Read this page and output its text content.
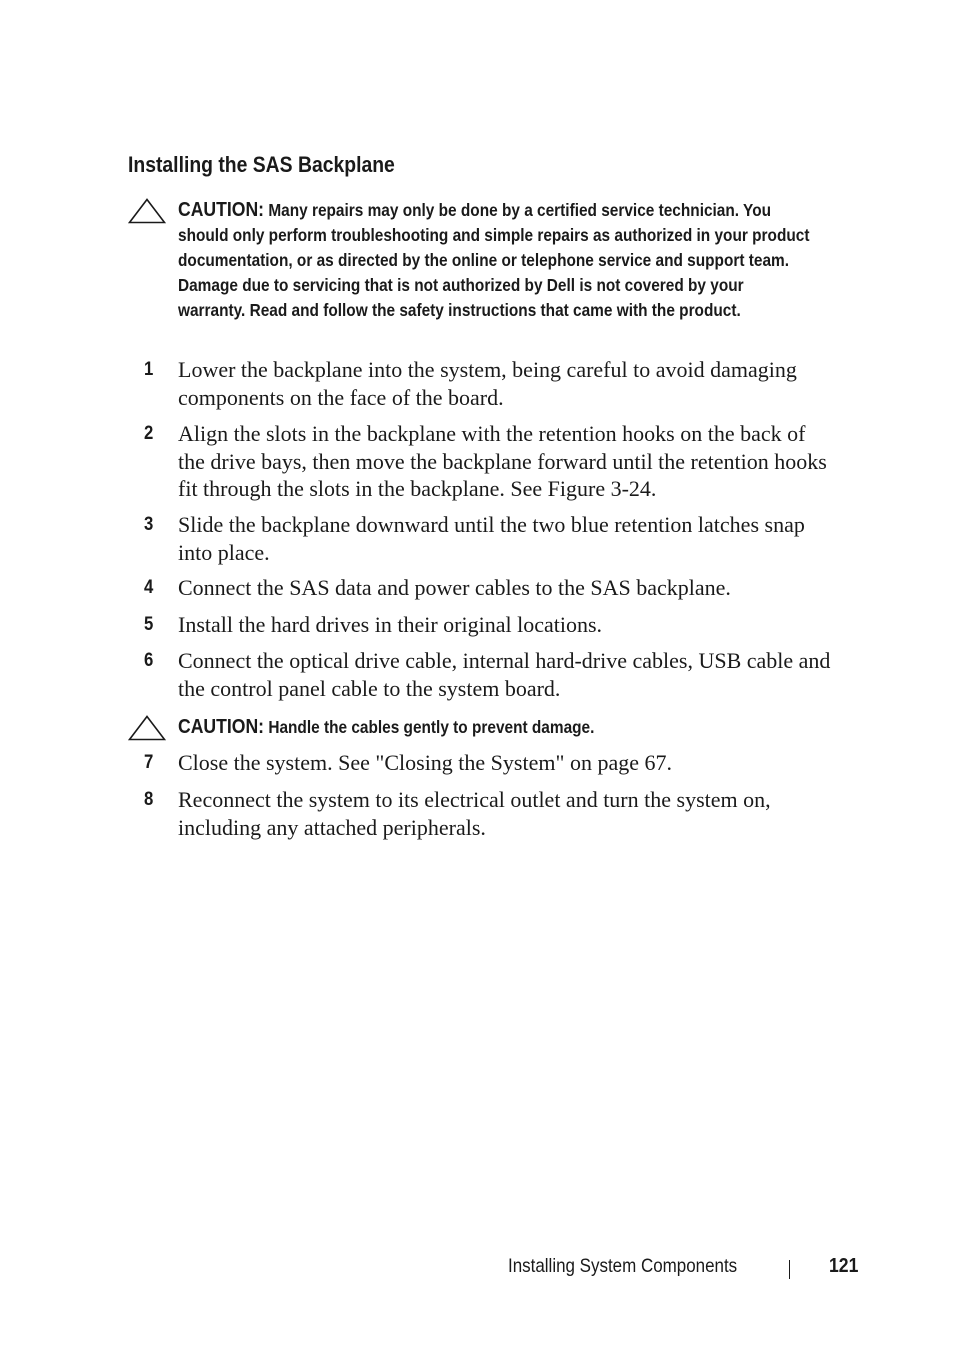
Installing the SAS Backplane
CAUTION: Many repairs may only be done by a certified service technician. You should only perform troubleshooting and simple repairs as authorized in your product documentation, or as directed by the online or telephone service and support team. Damage due to servicing that is not authorized by Dell is not covered by your warranty. Read and follow the safety instructions that came with the product.
1 Lower the backplane into the system, being careful to avoid damaging
components on the face of the board.
2 Align the slots in the backplane with the retention hooks on the back of
the drive bays, then move the backplane forward until the retention hooks
fit through the slots in the backplane. See Figure 3-24.
3 Slide the backplane downward until the two blue retention latches snap
into place.
4 Connect the SAS data and power cables to the SAS backplane.
5 Install the hard drives in their original locations.
6 Connect the optical drive cable, internal hard-drive cables, USB cable and
the control panel cable to the system board.
CAUTION: Handle the cables gently to prevent damage.
7 Close the system. See "Closing the System" on page 67.
8 Reconnect the system to its electrical outlet and turn the system on,
including any attached peripherals.
Installing System Components	121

--- --- ---

WHAT NEEDS TO BE DONE.
Return each line of the data, keeping its wording exact and omitting pictures.

FULL ANSWER.
Read this page and output its text content.
Installing the SAS Backplane
CAUTION: Many repairs may only be done by a certified service technician. You should only perform troubleshooting and simple repairs as authorized in your product documentation, or as directed by the online or telephone service and support team. Damage due to servicing that is not authorized by Dell is not covered by your warranty. Read and follow the safety instructions that came with the product.
1 Lower the backplane into the system, being careful to avoid damaging
components on the face of the board.
2 Align the slots in the backplane with the retention hooks on the back of
the drive bays, then move the backplane forward until the retention hooks
fit through the slots in the backplane. See Figure 3-24.
3 Slide the backplane downward until the two blue retention latches snap
into place.
4 Connect the SAS data and power cables to the SAS backplane.
5 Install the hard drives in their original locations.
6 Connect the optical drive cable, internal hard-drive cables, USB cable and
the control panel cable to the system board.
CAUTION: Handle the cables gently to prevent damage.
7 Close the system. See "Closing the System" on page 67.
8 Reconnect the system to its electrical outlet and turn the system on,
including any attached peripherals.
Installing System Components	121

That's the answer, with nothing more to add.